Report the count of lines where the string "medio" appears, and nothing else.

──────── DATASET CONTENT

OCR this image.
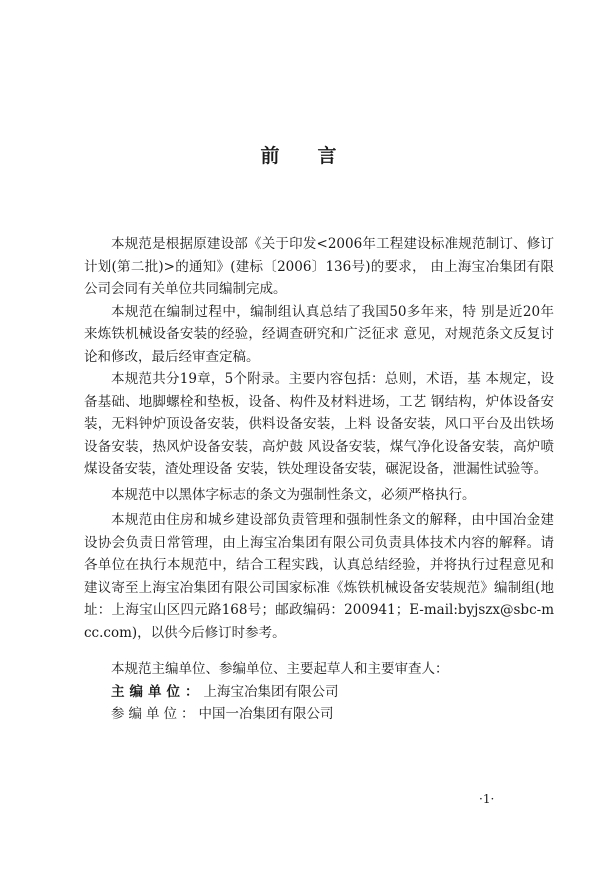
前言

本规范是根据原建设部《关于印发<2006年工程建设标准规范制订、修订计划(第二批)>的通知》(建标〔2006〕136号)的要求， 由上海宝冶集团有限公司会同有关单位共同编制完成。

本规范在编制过程中，编制组认真总结了我国50多年来，特 别是近20年来炼铁机械设备安装的经验，经调查研究和广泛征求 意见，对规范条文反复讨论和修改，最后经审查定稿。

本规范共分19章，5个附录。主要内容包括：总则，术语，基 本规定，设备基础、地脚螺栓和垫板，设备、构件及材料进场，工艺 钢结构，炉体设备安装，无料钟炉顶设备安装，供料设备安装，上料 设备安装，风口平台及出铁场设备安装，热风炉设备安装，高炉鼓 风设备安装，煤气净化设备安装，高炉喷煤设备安装，渣处理设备 安装，铁处理设备安装，碾泥设备，泄漏性试验等。

本规范中以黑体字标志的条文为强制性条文，必须严格执行。

本规范由住房和城乡建设部负责管理和强制性条文的解释，由中国冶金建设协会负责日常管理，由上海宝冶集团有限公司负责具体技术内容的解释。请各单位在执行本规范中，结合工程实践，认真总结经验，并将执行过程意见和建议寄至上海宝冶集团有限公司国家标准《炼铁机械设备安装规范》编制组(地址：上海宝山区四元路168号；邮政编码：200941；E-mail:byjszx@sbc-mcc.com)，以供今后修订时参考。

本规范主编单位、参编单位、主要起草人和主要审查人：

主编单位：上海宝冶集团有限公司
参编单位：中国一冶集团有限公司
·1·
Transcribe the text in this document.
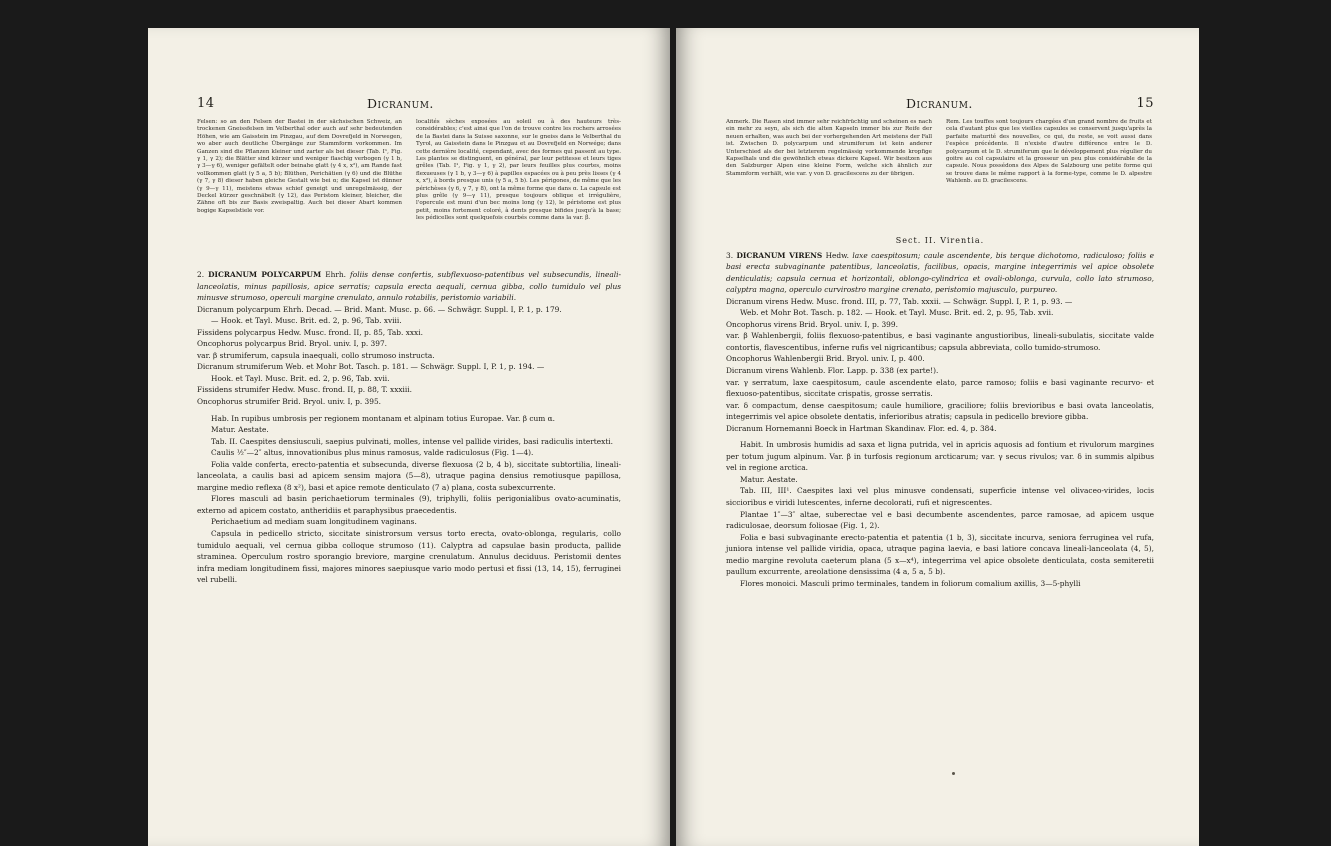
14	Dicranum.
Felsen: so an den Felsen der Bastei in der sächsischen Schweiz, an trockenen Gneissfelsen im Velberthal oder auch auf sehr bedeutenden Höhen, wie am Gaisstein im Pinzgau, auf dem Dovrefjeld in Norwegen, wo aber auch deutliche Übergänge zur Stammform vorkommen. Im Ganzen sind die Pflanzen kleiner und zarter als bei dieser (Tab. I¹, Fig. γ 1, γ 2); die Blätter sind kürzer und weniger flaschig verbogen (γ 1 b, γ 3—γ 6), weniger gefältelt oder beinahe glatt (γ 4 x, x²), am Rande fast vollkommen glatt (γ 5 a, 5 b); Blüthen, Perichätien (γ 6) und die Blüthe (γ 7, γ 8) dieser haben gleiche Gestalt wie bei α; die Kapsel ist dünner (γ 9—γ 11), meistens etwas schief geneigt und unregelmässig, der Deckel kürzer geschnäbelt (γ 12), das Peristom kleiner, bleicher, die Zähne oft bis zur Basis zweispaltig. Auch bei dieser Abart kommen bogige Kapselstiele vor.
localités sèches exposées au soleil ou à des hauteurs très-considérables; c'est ainsi que l'on de trouve contre les rochers arrosées de la Bastei dans la Suisse saxonne, sur le gneiss dans le Velberthal du Tyrol, au Gaisstein dans le Pinzgau et au Dovrefjeld en Norwége; dans cette dernière localité, cependant, avec des formes qui passent au type. Les plantes se distinguent, en général, par leur petitesse et leurs tiges grêles (Tab. I¹, Fig. γ 1, γ 2), par leurs feuilles plus courtes, moins flexueuses (γ 1 b, γ 3—γ 6) à papilles espacées ou à peu près lisses (γ 4 x, x²), à bords presque unis (γ 5 a, 5 b). Les périgones, de même que les périchèses (γ 6, γ 7, γ 8), ont la même forme que dans α. La capsule est plus grêle (γ 9—γ 11), presque toujours oblique et irrégulière, l'opercule est muni d'un bec moins long (γ 12), le péristome est plus petit, moins fortement coloré, à dents presque bifides jusqu'à la base; les pédicelles sont quelquefois courbés comme dans la var. β.

2. DICRANUM POLYCARPUM Ehrh. foliis dense confertis, subflexuoso-patentibus vel subsecundis, lineali-lanceolatis, minus papillosis, apice serratis; capsula erecta aequali, cernua gibba, collo tumidulo vel plus minusve strumoso, operculi margine crenulato, annulo rotabilis, peristomio variabili.

Dicranum polycarpum Ehrh. Decad. — Brid. Mant. Musc. p. 66. — Schwägr. Suppl. I, P. 1, p. 179.

— Hook. et Tayl. Musc. Brit. ed. 2, p. 96, Tab. xviii.

Fissidens polycarpus Hedw. Musc. frond. II, p. 85, Tab. xxxi.

Oncophorus polycarpus Brid. Bryol. univ. I, p. 397.

var. β strumiferum, capsula inaequali, collo strumoso instructa.

Dicranum strumiferum Web. et Mohr Bot. Tasch. p. 181. — Schwägr. Suppl. I, P. 1, p. 194. —

Hook. et Tayl. Musc. Brit. ed. 2, p. 96, Tab. xvii.

Fissidens strumifer Hedw. Musc. frond. II, p. 88, T. xxxiii.

Oncophorus strumifer Brid. Bryol. univ. I, p. 395.

Hab. In rupibus umbrosis per regionem montanam et alpinam totius Europae. Var. β cum α.

Matur. Aestate.

Tab. II. Caespites densiusculi, saepius pulvinati, molles, intense vel pallide virides, basi radiculis intertexti.

Caulis ½″—2″ altus, innovationibus plus minus ramosus, valde radiculosus (Fig. 1—4).

Folia valde conferta, erecto-patentia et subsecunda, diverse flexuosa (2 b, 4 b), siccitate subtortilia, lineali-lanceolata, a caulis basi ad apicem sensim majora (5—8), utraque pagina densius remotiusque papillosa, margine medio reflexa (8 x²), basi et apice remote denticulato (7 a) plana, costa subexcurrente.

Flores masculi ad basin perichaetiorum terminales (9), triphylli, foliis perigonialibus ovato-acuminatis, externo ad apicem costato, antheridiis et paraphysibus praecedentis.

Perichaetium ad mediam suam longitudinem vaginans.

Capsula in pedicello stricto, siccitate sinistrorsum versus torto erecta, ovato-oblonga, regularis, collo tumidulo aequali, vel cernua gibba colloque strumoso (11). Calyptra ad capsulae basin producta, pallide straminea. Operculum rostro sporangio breviore, margine crenulatum. Annulus deciduus. Peristomii dentes infra mediam longitudinem fissi, majores minores saepiusque vario modo pertusi et fissi (13, 14, 15), ferruginei vel rubelli.

Dicranum.	15
Anmerk. Die Rasen sind immer sehr reichfrüchtig und scheinen es nach ein mehr zu seyn, als sich die alten Kapseln immer bis zur Reife der neuen erhalten, was auch bei der vorhergehenden Art meistens der Fall ist. Zwischen D. polycarpum und strumiferum ist kein anderer Unterschied als der bei letzterem regelmässig vorkommende kropfige Kapselhals und die gewöhnlich etwas dickere Kapsel. Wir besitzen aus den Salzburger Alpen eine kleine Form, welche sich ähnlich zur Stammform verhält, wie var. γ von D. gracilescens zu der übrigen.
Rem. Les touffes sont toujours chargées d'un grand nombre de fruits et cela d'autant plus que les vieilles capsules se conservent jusqu'après la parfaite maturité des nouvelles, ce qui, du reste, se voit aussi dans l'espèce précédente. Il n'existe d'autre différence entre le D. polycarpum et le D. strumiferum que le développement plus régulier du goitre au col capsulaire et la grosseur un peu plus considérable de la capsule. Nous possédons des Alpes de Salzbourg une petite forme qui se trouve dans le même rapport à la forme-type, comme le D. alpestre Wahlenb. au D. gracilescens.

Sect. II. Virentia.

3. DICRANUM VIRENS Hedw. laxe caespitosum; caule ascendente, bis terque dichotomo, radiculoso; foliis e basi erecta subvaginante patentibus, lanceolatis, facilibus, opacis, margine integerrimis vel apice obsolete denticulatis; capsula cernua et horizontali, oblongo-cylindrica et ovali-oblonga, curvula, collo lato strumoso, calyptra magna, operculo curvirostro margine crenato, peristomio majusculo, purpureo.

Dicranum virens Hedw. Musc. frond. III, p. 77, Tab. xxxii. — Schwägr. Suppl. I, P. 1, p. 93. —

Web. et Mohr Bot. Tasch. p. 182. — Hook. et Tayl. Musc. Brit. ed. 2, p. 95, Tab. xvii.

Oncophorus virens Brid. Bryol. univ. I, p. 399.

var. β Wahlenbergii, foliis flexuoso-patentibus, e basi vaginante angustioribus, lineali-subulatis, siccitate valde contortis, flavescentibus, inferne rufis vel nigricantibus; capsula abbreviata, collo tumido-strumoso.

Oncophorus Wahlenbergii Brid. Bryol. univ. I, p. 400.

Dicranum virens Wahlenb. Flor. Lapp. p. 338 (ex parte!).

var. γ serratum, laxe caespitosum, caule ascendente elato, parce ramoso; foliis e basi vaginante recurvo- et flexuoso-patentibus, siccitate crispatis, grosse serratis.

var. δ compactum, dense caespitosum; caule humiliore, graciliore; foliis brevioribus e basi ovata lanceolatis, integerrimis vel apice obsolete dentatis, inferioribus atratis; capsula in pedicello breviore gibba.

Dicranum Hornemanni Boeck in Hartman Skandinav. Flor. ed. 4, p. 384.

Habit. In umbrosis humidis ad saxa et ligna putrida, vel in apricis aquosis ad fontium et rivulorum margines per totum jugum alpinum. Var. β in turfosis regionum arcticarum; var. γ secus rivulos; var. δ in summis alpibus vel in regione arctica.

Matur. Aestate.

Tab. III, III¹. Caespites laxi vel plus minusve condensati, superficie intense vel olivaceo-virides, locis siccioribus e viridi lutescentes, inferne decolorati, rufi et nigrescentes.

Plantae 1″—3″ altae, suberectae vel e basi decumbente ascendentes, parce ramosae, ad apicem usque radiculosae, deorsum foliosae (Fig. 1, 2).

Folia e basi subvaginante erecto-patentia et patentia (1 b, 3), siccitate incurva, seniora ferruginea vel rufa, juniora intense vel pallide viridia, opaca, utraque pagina laevia, e basi latiore concava lineali-lanceolata (4, 5), medio margine revoluta caeterum plana (5 x—x⁴), integerrima vel apice obsolete denticulata, costa semiteretii paullum excurrente, areolatione densissima (4 a, 5 a, 5 b).

Flores monoici. Masculi primo terminales, tandem in foliorum comalium axillis, 3—5-phylli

────────────────

= WRITTEN RESPONSE =
2